▶ _EXERCISE GOAL_
Each entry below should be echoed exactly, with pictures omitted.

[Figure content listings]
__________________________________________________
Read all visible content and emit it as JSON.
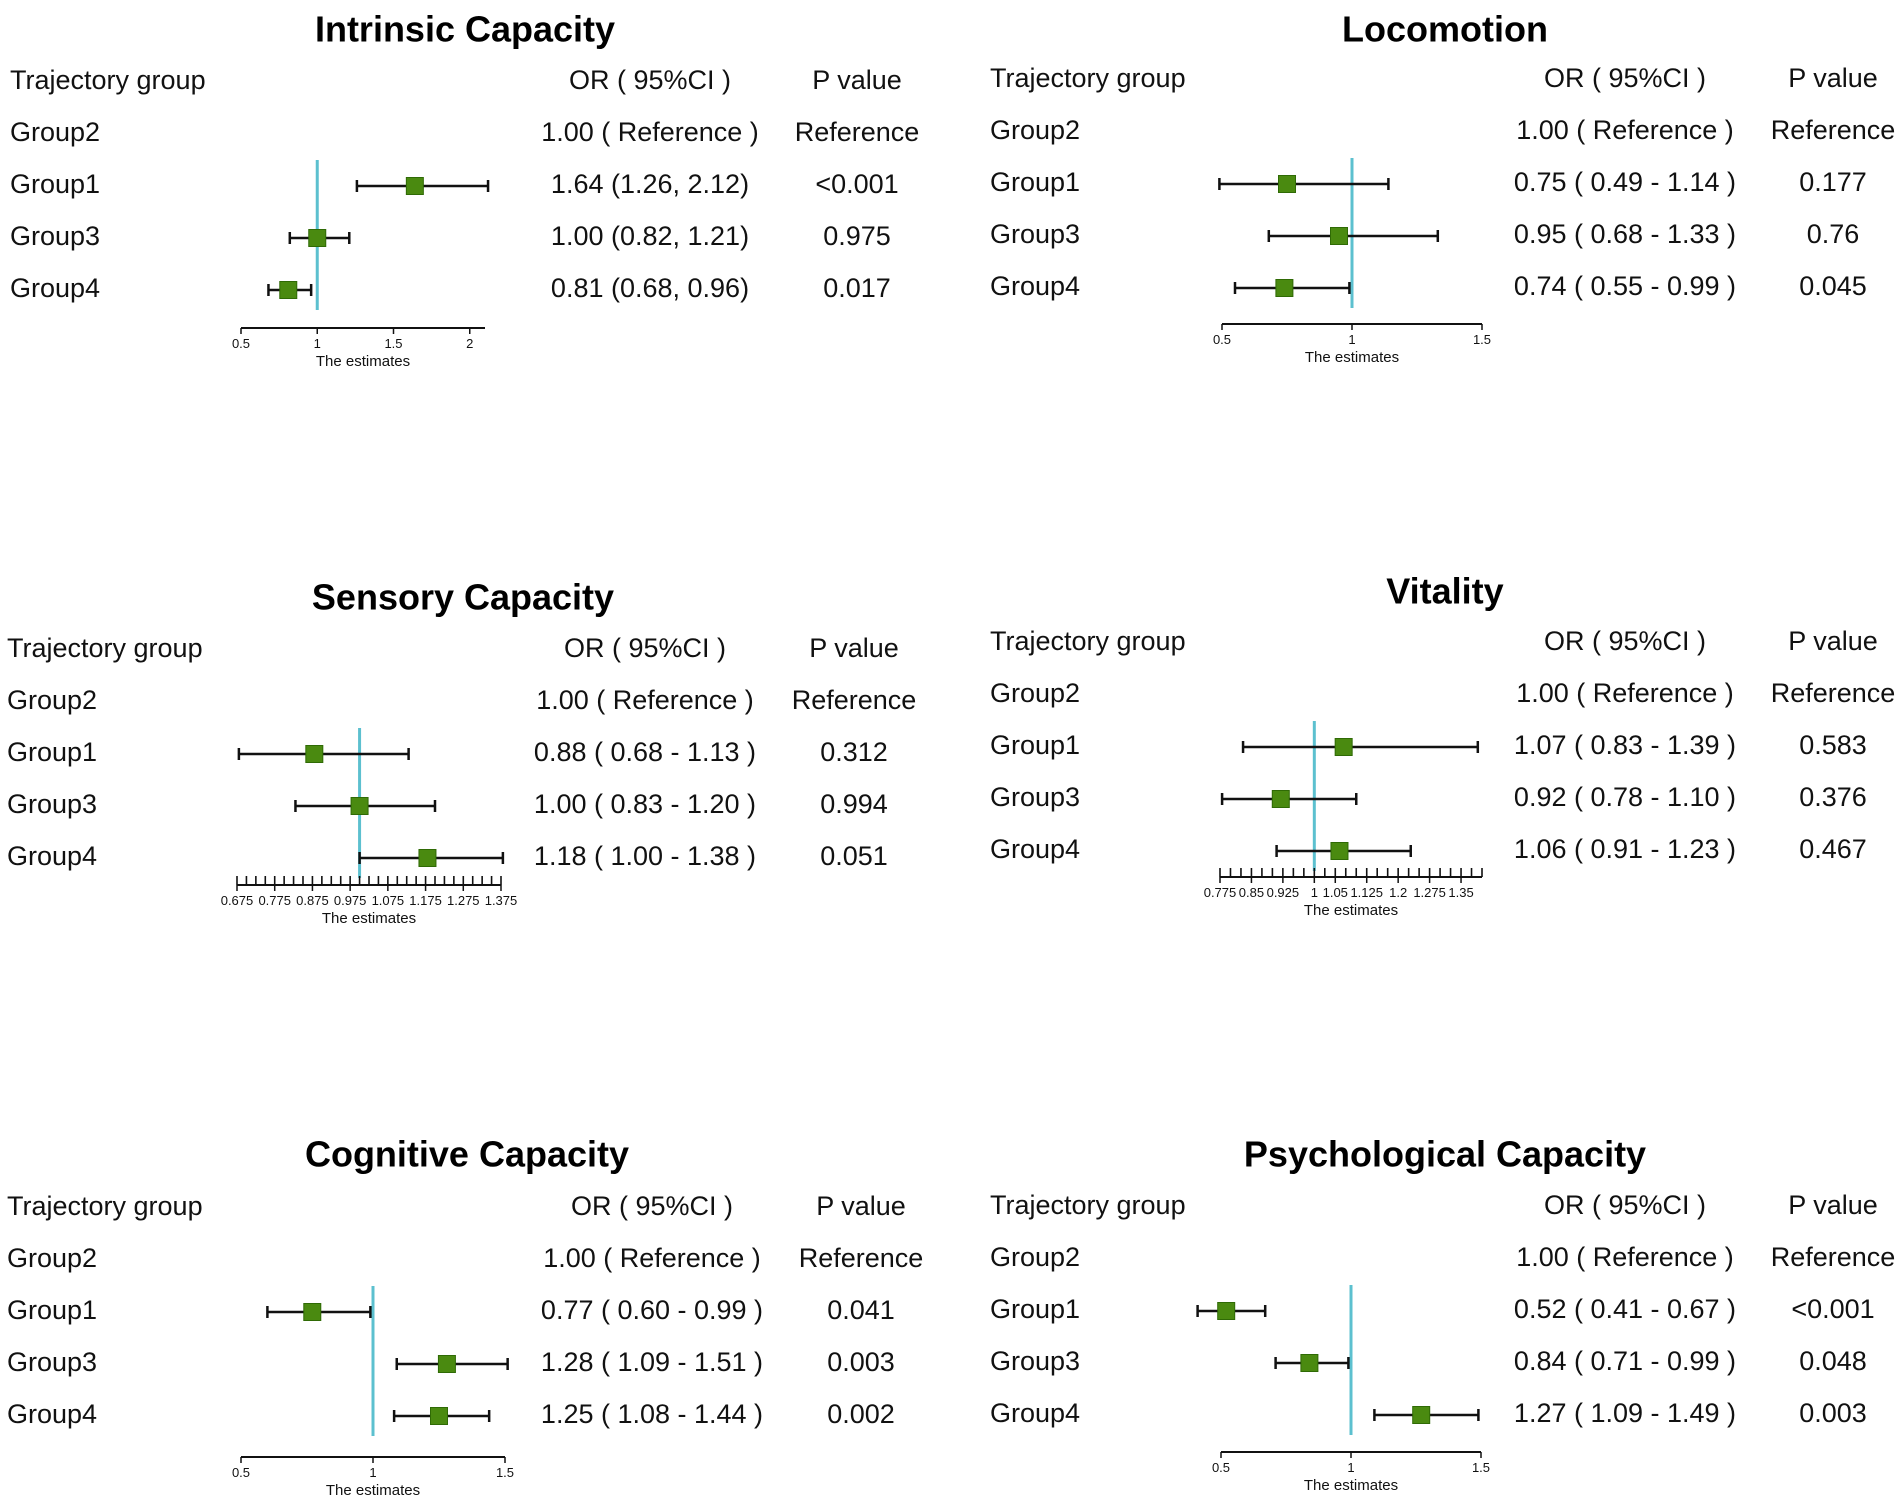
{
  "chart_data": [
    {
      "type": "forest",
      "title": "Intrinsic Capacity",
      "columns": [
        "Trajectory group",
        "OR ( 95%CI )",
        "P value"
      ],
      "xlabel": "The estimates",
      "xlim": [
        0.5,
        2.1
      ],
      "ticks": [
        "0.5",
        "1",
        "1.5",
        "2"
      ],
      "ref_line": 1,
      "rows": [
        {
          "group": "Group2",
          "or_text": "1.00 ( Reference )",
          "p": "Reference"
        },
        {
          "group": "Group1",
          "est": 1.64,
          "lo": 1.26,
          "hi": 2.12,
          "or_text": "1.64 (1.26, 2.12)",
          "p": "<0.001"
        },
        {
          "group": "Group3",
          "est": 1.0,
          "lo": 0.82,
          "hi": 1.21,
          "or_text": "1.00 (0.82, 1.21)",
          "p": "0.975"
        },
        {
          "group": "Group4",
          "est": 0.81,
          "lo": 0.68,
          "hi": 0.96,
          "or_text": "0.81 (0.68, 0.96)",
          "p": "0.017"
        }
      ]
    },
    {
      "type": "forest",
      "title": "Locomotion",
      "columns": [
        "Trajectory group",
        "OR ( 95%CI )",
        "P value"
      ],
      "xlabel": "The estimates",
      "xlim": [
        0.5,
        1.5
      ],
      "ticks": [
        "0.5",
        "1",
        "1.5"
      ],
      "ref_line": 1,
      "rows": [
        {
          "group": "Group2",
          "or_text": "1.00 ( Reference )",
          "p": "Reference"
        },
        {
          "group": "Group1",
          "est": 0.75,
          "lo": 0.49,
          "hi": 1.14,
          "or_text": "0.75 ( 0.49 - 1.14 )",
          "p": "0.177"
        },
        {
          "group": "Group3",
          "est": 0.95,
          "lo": 0.68,
          "hi": 1.33,
          "or_text": "0.95 ( 0.68 - 1.33 )",
          "p": "0.76"
        },
        {
          "group": "Group4",
          "est": 0.74,
          "lo": 0.55,
          "hi": 0.99,
          "or_text": "0.74 ( 0.55 - 0.99 )",
          "p": "0.045"
        }
      ]
    },
    {
      "type": "forest",
      "title": "Sensory Capacity",
      "columns": [
        "Trajectory group",
        "OR ( 95%CI )",
        "P value"
      ],
      "xlabel": "The estimates",
      "xlim": [
        0.675,
        1.375
      ],
      "ticks": [
        "0.675",
        "0.775",
        "0.875",
        "0.975",
        "1.075",
        "1.175",
        "1.275",
        "1.375"
      ],
      "minor_step": 0.025,
      "ref_line": 1,
      "rows": [
        {
          "group": "Group2",
          "or_text": "1.00 ( Reference )",
          "p": "Reference"
        },
        {
          "group": "Group1",
          "est": 0.88,
          "lo": 0.68,
          "hi": 1.13,
          "or_text": "0.88 ( 0.68 - 1.13 )",
          "p": "0.312"
        },
        {
          "group": "Group3",
          "est": 1.0,
          "lo": 0.83,
          "hi": 1.2,
          "or_text": "1.00 ( 0.83 - 1.20 )",
          "p": "0.994"
        },
        {
          "group": "Group4",
          "est": 1.18,
          "lo": 1.0,
          "hi": 1.38,
          "or_text": "1.18 ( 1.00 - 1.38 )",
          "p": "0.051"
        }
      ]
    },
    {
      "type": "forest",
      "title": "Vitality",
      "columns": [
        "Trajectory group",
        "OR ( 95%CI )",
        "P value"
      ],
      "xlabel": "The estimates",
      "xlim": [
        0.775,
        1.4
      ],
      "ticks": [
        "0.775",
        "0.85",
        "0.925",
        "1",
        "1.05",
        "1.125",
        "1.2",
        "1.275",
        "1.35"
      ],
      "minor_step": 0.025,
      "ref_line": 1,
      "rows": [
        {
          "group": "Group2",
          "or_text": "1.00 ( Reference )",
          "p": "Reference"
        },
        {
          "group": "Group1",
          "est": 1.07,
          "lo": 0.83,
          "hi": 1.39,
          "or_text": "1.07 ( 0.83 - 1.39 )",
          "p": "0.583"
        },
        {
          "group": "Group3",
          "est": 0.92,
          "lo": 0.78,
          "hi": 1.1,
          "or_text": "0.92 ( 0.78 - 1.10 )",
          "p": "0.376"
        },
        {
          "group": "Group4",
          "est": 1.06,
          "lo": 0.91,
          "hi": 1.23,
          "or_text": "1.06 ( 0.91 - 1.23 )",
          "p": "0.467"
        }
      ]
    },
    {
      "type": "forest",
      "title": "Cognitive Capacity",
      "columns": [
        "Trajectory group",
        "OR ( 95%CI )",
        "P value"
      ],
      "xlabel": "The estimates",
      "xlim": [
        0.5,
        1.5
      ],
      "ticks": [
        "0.5",
        "1",
        "1.5"
      ],
      "ref_line": 1,
      "rows": [
        {
          "group": "Group2",
          "or_text": "1.00 ( Reference )",
          "p": "Reference"
        },
        {
          "group": "Group1",
          "est": 0.77,
          "lo": 0.6,
          "hi": 0.99,
          "or_text": "0.77 ( 0.60 - 0.99 )",
          "p": "0.041"
        },
        {
          "group": "Group3",
          "est": 1.28,
          "lo": 1.09,
          "hi": 1.51,
          "or_text": "1.28 ( 1.09 - 1.51 )",
          "p": "0.003"
        },
        {
          "group": "Group4",
          "est": 1.25,
          "lo": 1.08,
          "hi": 1.44,
          "or_text": "1.25 ( 1.08 - 1.44 )",
          "p": "0.002"
        }
      ]
    },
    {
      "type": "forest",
      "title": "Psychological Capacity",
      "columns": [
        "Trajectory group",
        "OR ( 95%CI )",
        "P value"
      ],
      "xlabel": "The estimates",
      "xlim": [
        0.5,
        1.5
      ],
      "ticks": [
        "0.5",
        "1",
        "1.5"
      ],
      "ref_line": 1,
      "rows": [
        {
          "group": "Group2",
          "or_text": "1.00 ( Reference )",
          "p": "Reference"
        },
        {
          "group": "Group1",
          "est": 0.52,
          "lo": 0.41,
          "hi": 0.67,
          "or_text": "0.52 ( 0.41 - 0.67 )",
          "p": "<0.001"
        },
        {
          "group": "Group3",
          "est": 0.84,
          "lo": 0.71,
          "hi": 0.99,
          "or_text": "0.84 ( 0.71 - 0.99 )",
          "p": "0.048"
        },
        {
          "group": "Group4",
          "est": 1.27,
          "lo": 1.09,
          "hi": 1.49,
          "or_text": "1.27 ( 1.09 - 1.49 )",
          "p": "0.003"
        }
      ]
    }
  ],
  "colors": {
    "marker": "#4a8a10",
    "marker_edge": "#2f6a05",
    "ref_line": "#5cc0cf",
    "ink": "#111111"
  }
}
__________________________________________________
▶ _RESULT OF THE TASK_
Read all visible content and emit it as JSON.
{
  "chart_data": [
    {
      "type": "forest",
      "title": "Intrinsic Capacity",
      "columns": [
        "Trajectory group",
        "OR ( 95%CI )",
        "P value"
      ],
      "xlabel": "The estimates",
      "xlim": [
        0.5,
        2.1
      ],
      "ticks": [
        "0.5",
        "1",
        "1.5",
        "2"
      ],
      "ref_line": 1,
      "rows": [
        {
          "group": "Group2",
          "or_text": "1.00 ( Reference )",
          "p": "Reference"
        },
        {
          "group": "Group1",
          "est": 1.64,
          "lo": 1.26,
          "hi": 2.12,
          "or_text": "1.64 (1.26, 2.12)",
          "p": "<0.001"
        },
        {
          "group": "Group3",
          "est": 1.0,
          "lo": 0.82,
          "hi": 1.21,
          "or_text": "1.00 (0.82, 1.21)",
          "p": "0.975"
        },
        {
          "group": "Group4",
          "est": 0.81,
          "lo": 0.68,
          "hi": 0.96,
          "or_text": "0.81 (0.68, 0.96)",
          "p": "0.017"
        }
      ]
    },
    {
      "type": "forest",
      "title": "Locomotion",
      "columns": [
        "Trajectory group",
        "OR ( 95%CI )",
        "P value"
      ],
      "xlabel": "The estimates",
      "xlim": [
        0.5,
        1.5
      ],
      "ticks": [
        "0.5",
        "1",
        "1.5"
      ],
      "ref_line": 1,
      "rows": [
        {
          "group": "Group2",
          "or_text": "1.00 ( Reference )",
          "p": "Reference"
        },
        {
          "group": "Group1",
          "est": 0.75,
          "lo": 0.49,
          "hi": 1.14,
          "or_text": "0.75 ( 0.49 - 1.14 )",
          "p": "0.177"
        },
        {
          "group": "Group3",
          "est": 0.95,
          "lo": 0.68,
          "hi": 1.33,
          "or_text": "0.95 ( 0.68 - 1.33 )",
          "p": "0.76"
        },
        {
          "group": "Group4",
          "est": 0.74,
          "lo": 0.55,
          "hi": 0.99,
          "or_text": "0.74 ( 0.55 - 0.99 )",
          "p": "0.045"
        }
      ]
    },
    {
      "type": "forest",
      "title": "Sensory Capacity",
      "columns": [
        "Trajectory group",
        "OR ( 95%CI )",
        "P value"
      ],
      "xlabel": "The estimates",
      "xlim": [
        0.675,
        1.375
      ],
      "ticks": [
        "0.675",
        "0.775",
        "0.875",
        "0.975",
        "1.075",
        "1.175",
        "1.275",
        "1.375"
      ],
      "minor_step": 0.025,
      "ref_line": 1,
      "rows": [
        {
          "group": "Group2",
          "or_text": "1.00 ( Reference )",
          "p": "Reference"
        },
        {
          "group": "Group1",
          "est": 0.88,
          "lo": 0.68,
          "hi": 1.13,
          "or_text": "0.88 ( 0.68 - 1.13 )",
          "p": "0.312"
        },
        {
          "group": "Group3",
          "est": 1.0,
          "lo": 0.83,
          "hi": 1.2,
          "or_text": "1.00 ( 0.83 - 1.20 )",
          "p": "0.994"
        },
        {
          "group": "Group4",
          "est": 1.18,
          "lo": 1.0,
          "hi": 1.38,
          "or_text": "1.18 ( 1.00 - 1.38 )",
          "p": "0.051"
        }
      ]
    },
    {
      "type": "forest",
      "title": "Vitality",
      "columns": [
        "Trajectory group",
        "OR ( 95%CI )",
        "P value"
      ],
      "xlabel": "The estimates",
      "xlim": [
        0.775,
        1.4
      ],
      "ticks": [
        "0.775",
        "0.85",
        "0.925",
        "1",
        "1.05",
        "1.125",
        "1.2",
        "1.275",
        "1.35"
      ],
      "minor_step": 0.025,
      "ref_line": 1,
      "rows": [
        {
          "group": "Group2",
          "or_text": "1.00 ( Reference )",
          "p": "Reference"
        },
        {
          "group": "Group1",
          "est": 1.07,
          "lo": 0.83,
          "hi": 1.39,
          "or_text": "1.07 ( 0.83 - 1.39 )",
          "p": "0.583"
        },
        {
          "group": "Group3",
          "est": 0.92,
          "lo": 0.78,
          "hi": 1.1,
          "or_text": "0.92 ( 0.78 - 1.10 )",
          "p": "0.376"
        },
        {
          "group": "Group4",
          "est": 1.06,
          "lo": 0.91,
          "hi": 1.23,
          "or_text": "1.06 ( 0.91 - 1.23 )",
          "p": "0.467"
        }
      ]
    },
    {
      "type": "forest",
      "title": "Cognitive Capacity",
      "columns": [
        "Trajectory group",
        "OR ( 95%CI )",
        "P value"
      ],
      "xlabel": "The estimates",
      "xlim": [
        0.5,
        1.5
      ],
      "ticks": [
        "0.5",
        "1",
        "1.5"
      ],
      "ref_line": 1,
      "rows": [
        {
          "group": "Group2",
          "or_text": "1.00 ( Reference )",
          "p": "Reference"
        },
        {
          "group": "Group1",
          "est": 0.77,
          "lo": 0.6,
          "hi": 0.99,
          "or_text": "0.77 ( 0.60 - 0.99 )",
          "p": "0.041"
        },
        {
          "group": "Group3",
          "est": 1.28,
          "lo": 1.09,
          "hi": 1.51,
          "or_text": "1.28 ( 1.09 - 1.51 )",
          "p": "0.003"
        },
        {
          "group": "Group4",
          "est": 1.25,
          "lo": 1.08,
          "hi": 1.44,
          "or_text": "1.25 ( 1.08 - 1.44 )",
          "p": "0.002"
        }
      ]
    },
    {
      "type": "forest",
      "title": "Psychological Capacity",
      "columns": [
        "Trajectory group",
        "OR ( 95%CI )",
        "P value"
      ],
      "xlabel": "The estimates",
      "xlim": [
        0.5,
        1.5
      ],
      "ticks": [
        "0.5",
        "1",
        "1.5"
      ],
      "ref_line": 1,
      "rows": [
        {
          "group": "Group2",
          "or_text": "1.00 ( Reference )",
          "p": "Reference"
        },
        {
          "group": "Group1",
          "est": 0.52,
          "lo": 0.41,
          "hi": 0.67,
          "or_text": "0.52 ( 0.41 - 0.67 )",
          "p": "<0.001"
        },
        {
          "group": "Group3",
          "est": 0.84,
          "lo": 0.71,
          "hi": 0.99,
          "or_text": "0.84 ( 0.71 - 0.99 )",
          "p": "0.048"
        },
        {
          "group": "Group4",
          "est": 1.27,
          "lo": 1.09,
          "hi": 1.49,
          "or_text": "1.27 ( 1.09 - 1.49 )",
          "p": "0.003"
        }
      ]
    }
  ],
  "colors": {
    "marker": "#4a8a10",
    "marker_edge": "#2f6a05",
    "ref_line": "#5cc0cf",
    "ink": "#111111"
  }
}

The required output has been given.